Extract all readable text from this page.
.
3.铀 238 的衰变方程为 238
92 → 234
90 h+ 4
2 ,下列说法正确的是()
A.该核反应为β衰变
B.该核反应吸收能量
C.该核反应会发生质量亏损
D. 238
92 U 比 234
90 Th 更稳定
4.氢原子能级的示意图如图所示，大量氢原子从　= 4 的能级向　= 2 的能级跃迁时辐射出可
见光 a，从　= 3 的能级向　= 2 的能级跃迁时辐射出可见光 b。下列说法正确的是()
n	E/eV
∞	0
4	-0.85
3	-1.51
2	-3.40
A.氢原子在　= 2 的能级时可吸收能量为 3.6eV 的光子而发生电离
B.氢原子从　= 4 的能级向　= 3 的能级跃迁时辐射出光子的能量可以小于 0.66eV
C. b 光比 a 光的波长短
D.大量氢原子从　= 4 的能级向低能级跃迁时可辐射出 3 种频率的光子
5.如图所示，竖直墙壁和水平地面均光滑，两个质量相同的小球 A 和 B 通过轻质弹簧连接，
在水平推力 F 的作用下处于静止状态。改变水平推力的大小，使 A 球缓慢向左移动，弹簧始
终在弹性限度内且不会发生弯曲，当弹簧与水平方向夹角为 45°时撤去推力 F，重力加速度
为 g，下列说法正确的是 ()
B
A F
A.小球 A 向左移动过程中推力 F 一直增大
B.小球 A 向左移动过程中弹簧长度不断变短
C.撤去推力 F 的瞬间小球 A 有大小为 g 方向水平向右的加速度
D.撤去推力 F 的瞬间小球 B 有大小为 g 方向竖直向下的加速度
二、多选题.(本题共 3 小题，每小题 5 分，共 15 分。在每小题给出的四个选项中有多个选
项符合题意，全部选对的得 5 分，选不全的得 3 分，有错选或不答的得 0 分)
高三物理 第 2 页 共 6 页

* **Short task**
Exactly reproduce all of the entries above.

* **Solved exercise**
Extract all readable text from this page.
.
3.铀 238 的衰变方程为 238
92 → 234
90 h+ 4
2 ,下列说法正确的是()
A.该核反应为β衰变
B.该核反应吸收能量
C.该核反应会发生质量亏损
D. 238
92 U 比 234
90 Th 更稳定
4.氢原子能级的示意图如图所示，大量氢原子从　= 4 的能级向　= 2 的能级跃迁时辐射出可
见光 a，从　= 3 的能级向　= 2 的能级跃迁时辐射出可见光 b。下列说法正确的是()
n	E/eV
∞	0
4	-0.85
3	-1.51
2	-3.40
A.氢原子在　= 2 的能级时可吸收能量为 3.6eV 的光子而发生电离
B.氢原子从　= 4 的能级向　= 3 的能级跃迁时辐射出光子的能量可以小于 0.66eV
C. b 光比 a 光的波长短
D.大量氢原子从　= 4 的能级向低能级跃迁时可辐射出 3 种频率的光子
5.如图所示，竖直墙壁和水平地面均光滑，两个质量相同的小球 A 和 B 通过轻质弹簧连接，
在水平推力 F 的作用下处于静止状态。改变水平推力的大小，使 A 球缓慢向左移动，弹簧始
终在弹性限度内且不会发生弯曲，当弹簧与水平方向夹角为 45°时撤去推力 F，重力加速度
为 g，下列说法正确的是 ()
B
A F
A.小球 A 向左移动过程中推力 F 一直增大
B.小球 A 向左移动过程中弹簧长度不断变短
C.撤去推力 F 的瞬间小球 A 有大小为 g 方向水平向右的加速度
D.撤去推力 F 的瞬间小球 B 有大小为 g 方向竖直向下的加速度
二、多选题.(本题共 3 小题，每小题 5 分，共 15 分。在每小题给出的四个选项中有多个选
项符合题意，全部选对的得 5 分，选不全的得 3 分，有错选或不答的得 0 分)
高三物理 第 2 页 共 6 页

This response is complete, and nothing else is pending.